:: Exercise task ::
Print the data that follows exactly.

:: Items ::

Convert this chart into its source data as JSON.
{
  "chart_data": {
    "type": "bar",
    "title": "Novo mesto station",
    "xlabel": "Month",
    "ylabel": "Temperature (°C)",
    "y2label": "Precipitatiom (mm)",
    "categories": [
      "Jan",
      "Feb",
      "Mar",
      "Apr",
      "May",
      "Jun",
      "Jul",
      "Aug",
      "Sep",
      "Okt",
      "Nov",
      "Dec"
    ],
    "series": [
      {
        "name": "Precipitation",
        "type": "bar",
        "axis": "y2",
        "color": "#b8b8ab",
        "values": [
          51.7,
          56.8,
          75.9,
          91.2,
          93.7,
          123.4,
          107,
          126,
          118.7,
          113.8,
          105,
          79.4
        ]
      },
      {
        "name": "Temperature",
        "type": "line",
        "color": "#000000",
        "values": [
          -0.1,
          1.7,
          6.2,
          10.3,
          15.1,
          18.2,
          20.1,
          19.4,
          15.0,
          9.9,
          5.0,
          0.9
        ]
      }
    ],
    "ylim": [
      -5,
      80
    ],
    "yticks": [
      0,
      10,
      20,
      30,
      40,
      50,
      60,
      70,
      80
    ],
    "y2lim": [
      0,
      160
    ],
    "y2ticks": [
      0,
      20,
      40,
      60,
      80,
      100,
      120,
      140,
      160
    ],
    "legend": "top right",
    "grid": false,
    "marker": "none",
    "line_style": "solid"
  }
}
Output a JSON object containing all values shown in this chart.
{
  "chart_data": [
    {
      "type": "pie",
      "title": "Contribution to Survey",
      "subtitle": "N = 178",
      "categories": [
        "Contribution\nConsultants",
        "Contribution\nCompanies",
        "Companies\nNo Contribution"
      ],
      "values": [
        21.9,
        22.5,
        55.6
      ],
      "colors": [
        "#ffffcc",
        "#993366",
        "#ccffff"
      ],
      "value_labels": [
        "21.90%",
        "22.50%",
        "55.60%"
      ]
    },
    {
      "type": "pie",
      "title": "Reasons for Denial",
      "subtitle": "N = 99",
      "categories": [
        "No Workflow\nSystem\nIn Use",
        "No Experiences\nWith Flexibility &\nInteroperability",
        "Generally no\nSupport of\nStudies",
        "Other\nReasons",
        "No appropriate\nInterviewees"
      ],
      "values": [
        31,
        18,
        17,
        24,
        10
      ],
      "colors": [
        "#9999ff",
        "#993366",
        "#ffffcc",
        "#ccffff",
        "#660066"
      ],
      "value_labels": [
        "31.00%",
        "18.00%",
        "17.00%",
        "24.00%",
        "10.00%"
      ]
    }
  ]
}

:: Solution for this task ::
Convert this chart into its source data as JSON.
{
  "chart_data": {
    "type": "bar",
    "title": "Novo mesto station",
    "xlabel": "Month",
    "ylabel": "Temperature (°C)",
    "y2label": "Precipitatiom (mm)",
    "categories": [
      "Jan",
      "Feb",
      "Mar",
      "Apr",
      "May",
      "Jun",
      "Jul",
      "Aug",
      "Sep",
      "Okt",
      "Nov",
      "Dec"
    ],
    "series": [
      {
        "name": "Precipitation",
        "type": "bar",
        "axis": "y2",
        "color": "#b8b8ab",
        "values": [
          51.7,
          56.8,
          75.9,
          91.2,
          93.7,
          123.4,
          107,
          126,
          118.7,
          113.8,
          105,
          79.4
        ]
      },
      {
        "name": "Temperature",
        "type": "line",
        "color": "#000000",
        "values": [
          -0.1,
          1.7,
          6.2,
          10.3,
          15.1,
          18.2,
          20.1,
          19.4,
          15.0,
          9.9,
          5.0,
          0.9
        ]
      }
    ],
    "ylim": [
      -5,
      80
    ],
    "yticks": [
      0,
      10,
      20,
      30,
      40,
      50,
      60,
      70,
      80
    ],
    "y2lim": [
      0,
      160
    ],
    "y2ticks": [
      0,
      20,
      40,
      60,
      80,
      100,
      120,
      140,
      160
    ],
    "legend": "top right",
    "grid": false,
    "marker": "none",
    "line_style": "solid"
  }
}
Output a JSON object containing all values shown in this chart.
{
  "chart_data": [
    {
      "type": "pie",
      "title": "Contribution to Survey",
      "subtitle": "N = 178",
      "categories": [
        "Contribution\nConsultants",
        "Contribution\nCompanies",
        "Companies\nNo Contribution"
      ],
      "values": [
        21.9,
        22.5,
        55.6
      ],
      "colors": [
        "#ffffcc",
        "#993366",
        "#ccffff"
      ],
      "value_labels": [
        "21.90%",
        "22.50%",
        "55.60%"
      ]
    },
    {
      "type": "pie",
      "title": "Reasons for Denial",
      "subtitle": "N = 99",
      "categories": [
        "No Workflow\nSystem\nIn Use",
        "No Experiences\nWith Flexibility &\nInteroperability",
        "Generally no\nSupport of\nStudies",
        "Other\nReasons",
        "No appropriate\nInterviewees"
      ],
      "values": [
        31,
        18,
        17,
        24,
        10
      ],
      "colors": [
        "#9999ff",
        "#993366",
        "#ffffcc",
        "#ccffff",
        "#660066"
      ],
      "value_labels": [
        "31.00%",
        "18.00%",
        "17.00%",
        "24.00%",
        "10.00%"
      ]
    }
  ]
}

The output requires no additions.